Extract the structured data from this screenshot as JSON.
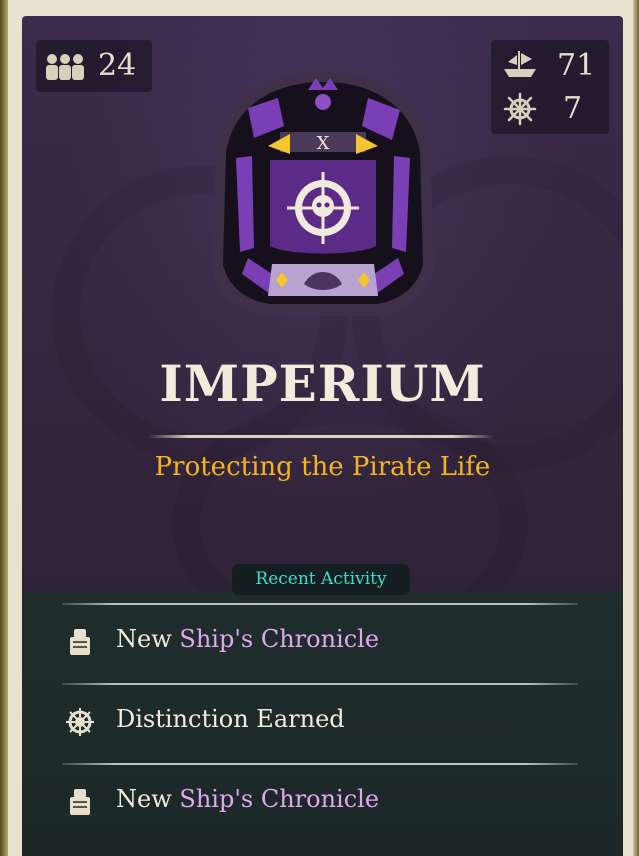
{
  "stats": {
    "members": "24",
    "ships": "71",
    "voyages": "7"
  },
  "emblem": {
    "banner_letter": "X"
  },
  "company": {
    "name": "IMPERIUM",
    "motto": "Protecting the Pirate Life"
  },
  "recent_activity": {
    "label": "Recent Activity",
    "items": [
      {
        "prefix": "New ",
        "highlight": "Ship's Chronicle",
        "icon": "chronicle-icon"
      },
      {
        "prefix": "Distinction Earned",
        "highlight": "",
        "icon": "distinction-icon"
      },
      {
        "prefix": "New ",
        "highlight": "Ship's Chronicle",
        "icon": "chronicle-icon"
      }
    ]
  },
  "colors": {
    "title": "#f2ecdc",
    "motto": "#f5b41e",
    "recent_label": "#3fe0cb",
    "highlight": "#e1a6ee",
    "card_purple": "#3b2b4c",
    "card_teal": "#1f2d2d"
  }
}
---
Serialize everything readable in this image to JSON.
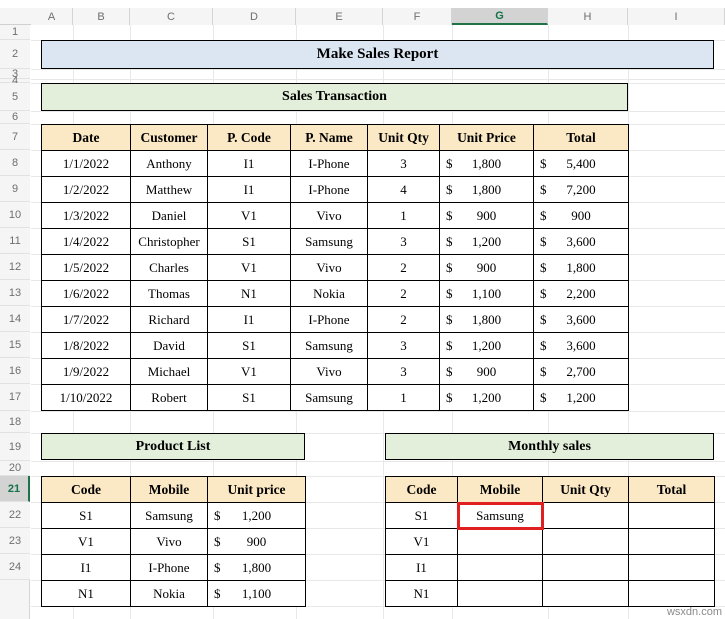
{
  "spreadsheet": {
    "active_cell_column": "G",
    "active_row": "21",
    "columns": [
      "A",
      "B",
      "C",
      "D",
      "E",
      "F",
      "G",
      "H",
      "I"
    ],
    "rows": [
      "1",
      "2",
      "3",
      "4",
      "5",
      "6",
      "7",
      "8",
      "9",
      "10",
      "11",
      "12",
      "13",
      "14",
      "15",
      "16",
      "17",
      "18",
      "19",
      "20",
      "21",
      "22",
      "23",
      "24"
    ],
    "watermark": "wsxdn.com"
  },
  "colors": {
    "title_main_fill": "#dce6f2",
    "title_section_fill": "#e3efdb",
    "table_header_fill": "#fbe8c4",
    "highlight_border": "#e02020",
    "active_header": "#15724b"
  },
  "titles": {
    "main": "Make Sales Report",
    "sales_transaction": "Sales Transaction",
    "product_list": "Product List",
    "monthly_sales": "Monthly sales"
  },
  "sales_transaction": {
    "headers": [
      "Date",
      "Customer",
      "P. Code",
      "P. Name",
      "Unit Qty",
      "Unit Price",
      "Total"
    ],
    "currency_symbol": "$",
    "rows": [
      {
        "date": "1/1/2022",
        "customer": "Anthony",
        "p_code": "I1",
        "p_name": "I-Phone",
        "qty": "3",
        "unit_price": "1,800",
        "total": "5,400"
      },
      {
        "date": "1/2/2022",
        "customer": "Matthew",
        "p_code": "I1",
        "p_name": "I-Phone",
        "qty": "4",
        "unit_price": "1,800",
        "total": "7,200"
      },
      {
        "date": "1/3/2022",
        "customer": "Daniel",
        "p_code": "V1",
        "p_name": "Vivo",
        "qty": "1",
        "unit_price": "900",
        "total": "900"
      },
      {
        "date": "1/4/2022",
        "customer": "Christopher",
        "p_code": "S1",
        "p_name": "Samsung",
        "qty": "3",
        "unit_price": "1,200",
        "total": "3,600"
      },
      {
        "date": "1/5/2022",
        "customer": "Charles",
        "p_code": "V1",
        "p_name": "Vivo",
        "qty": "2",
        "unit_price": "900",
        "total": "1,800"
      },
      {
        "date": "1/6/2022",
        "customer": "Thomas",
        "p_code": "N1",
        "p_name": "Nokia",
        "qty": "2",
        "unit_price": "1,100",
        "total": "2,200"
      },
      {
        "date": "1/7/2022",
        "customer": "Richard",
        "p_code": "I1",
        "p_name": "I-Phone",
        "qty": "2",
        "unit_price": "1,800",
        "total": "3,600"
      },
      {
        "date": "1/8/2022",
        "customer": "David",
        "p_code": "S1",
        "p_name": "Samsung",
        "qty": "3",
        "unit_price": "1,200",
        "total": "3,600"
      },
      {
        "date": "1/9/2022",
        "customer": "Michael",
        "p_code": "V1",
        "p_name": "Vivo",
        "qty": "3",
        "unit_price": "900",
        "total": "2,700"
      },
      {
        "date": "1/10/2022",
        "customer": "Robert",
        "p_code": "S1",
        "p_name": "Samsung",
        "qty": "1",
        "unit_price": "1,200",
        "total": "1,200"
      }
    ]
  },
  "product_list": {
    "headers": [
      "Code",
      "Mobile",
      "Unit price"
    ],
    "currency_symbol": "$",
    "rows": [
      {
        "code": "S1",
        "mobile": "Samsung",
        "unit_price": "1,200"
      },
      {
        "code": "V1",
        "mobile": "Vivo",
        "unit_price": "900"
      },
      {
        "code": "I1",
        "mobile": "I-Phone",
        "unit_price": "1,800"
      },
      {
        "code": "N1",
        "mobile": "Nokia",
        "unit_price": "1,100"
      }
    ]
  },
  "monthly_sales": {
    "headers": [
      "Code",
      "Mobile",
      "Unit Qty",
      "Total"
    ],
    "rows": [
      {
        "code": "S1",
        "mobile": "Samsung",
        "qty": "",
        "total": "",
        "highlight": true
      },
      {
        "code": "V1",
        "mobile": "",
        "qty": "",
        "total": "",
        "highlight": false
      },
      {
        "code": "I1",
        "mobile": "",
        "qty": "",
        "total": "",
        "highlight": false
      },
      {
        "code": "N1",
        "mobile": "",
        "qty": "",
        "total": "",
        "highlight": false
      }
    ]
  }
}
...
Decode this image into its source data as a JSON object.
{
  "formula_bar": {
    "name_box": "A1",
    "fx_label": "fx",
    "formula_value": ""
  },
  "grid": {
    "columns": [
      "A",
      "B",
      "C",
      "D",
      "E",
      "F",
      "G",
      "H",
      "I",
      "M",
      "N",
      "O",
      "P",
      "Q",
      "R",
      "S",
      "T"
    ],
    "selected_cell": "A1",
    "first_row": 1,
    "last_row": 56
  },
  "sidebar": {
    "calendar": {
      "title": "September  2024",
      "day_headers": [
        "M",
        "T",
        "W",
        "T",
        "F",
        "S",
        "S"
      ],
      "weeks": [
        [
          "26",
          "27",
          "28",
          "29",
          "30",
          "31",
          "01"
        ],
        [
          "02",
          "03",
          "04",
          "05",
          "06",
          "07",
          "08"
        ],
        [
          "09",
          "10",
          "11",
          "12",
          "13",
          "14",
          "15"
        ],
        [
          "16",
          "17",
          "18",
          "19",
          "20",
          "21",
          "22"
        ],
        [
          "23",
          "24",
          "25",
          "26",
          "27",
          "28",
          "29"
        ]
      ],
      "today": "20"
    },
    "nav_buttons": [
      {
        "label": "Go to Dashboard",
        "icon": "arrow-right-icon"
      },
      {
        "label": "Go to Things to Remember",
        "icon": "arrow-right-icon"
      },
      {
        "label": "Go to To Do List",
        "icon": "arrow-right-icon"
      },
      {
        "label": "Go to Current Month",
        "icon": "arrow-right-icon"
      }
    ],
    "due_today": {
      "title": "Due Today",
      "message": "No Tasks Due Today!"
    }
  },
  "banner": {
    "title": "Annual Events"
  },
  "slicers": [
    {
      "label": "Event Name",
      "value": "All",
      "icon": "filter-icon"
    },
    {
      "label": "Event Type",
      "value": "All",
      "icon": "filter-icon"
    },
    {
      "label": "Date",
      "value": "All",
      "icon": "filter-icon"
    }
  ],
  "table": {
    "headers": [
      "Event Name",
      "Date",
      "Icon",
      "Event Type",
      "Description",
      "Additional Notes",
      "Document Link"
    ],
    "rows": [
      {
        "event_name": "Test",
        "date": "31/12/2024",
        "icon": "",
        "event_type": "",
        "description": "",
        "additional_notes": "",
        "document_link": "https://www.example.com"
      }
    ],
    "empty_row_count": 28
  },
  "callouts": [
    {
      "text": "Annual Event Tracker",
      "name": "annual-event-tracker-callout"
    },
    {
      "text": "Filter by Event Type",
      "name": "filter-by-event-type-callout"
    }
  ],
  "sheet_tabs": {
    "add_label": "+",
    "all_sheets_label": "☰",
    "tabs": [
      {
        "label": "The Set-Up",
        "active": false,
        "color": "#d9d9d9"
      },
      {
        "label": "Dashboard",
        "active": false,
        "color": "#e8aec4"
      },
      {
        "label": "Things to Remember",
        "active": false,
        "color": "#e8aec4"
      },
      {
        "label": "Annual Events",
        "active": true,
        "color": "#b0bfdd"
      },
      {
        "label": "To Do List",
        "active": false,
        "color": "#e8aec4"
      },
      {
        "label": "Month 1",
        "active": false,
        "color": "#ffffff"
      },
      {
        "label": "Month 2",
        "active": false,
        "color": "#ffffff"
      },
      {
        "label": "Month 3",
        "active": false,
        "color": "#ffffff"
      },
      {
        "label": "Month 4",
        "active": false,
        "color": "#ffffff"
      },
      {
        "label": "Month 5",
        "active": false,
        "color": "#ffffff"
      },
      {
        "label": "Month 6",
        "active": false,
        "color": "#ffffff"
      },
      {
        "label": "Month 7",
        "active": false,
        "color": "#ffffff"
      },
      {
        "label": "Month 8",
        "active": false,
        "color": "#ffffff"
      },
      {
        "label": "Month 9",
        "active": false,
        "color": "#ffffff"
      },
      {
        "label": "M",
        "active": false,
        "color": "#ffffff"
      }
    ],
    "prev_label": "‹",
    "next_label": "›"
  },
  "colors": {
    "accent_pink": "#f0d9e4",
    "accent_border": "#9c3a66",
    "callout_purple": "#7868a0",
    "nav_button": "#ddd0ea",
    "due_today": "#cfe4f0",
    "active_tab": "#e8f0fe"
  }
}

> [Given request]: What is the number of lines holding the word "Things"? State it alone.

> [Written response]: 2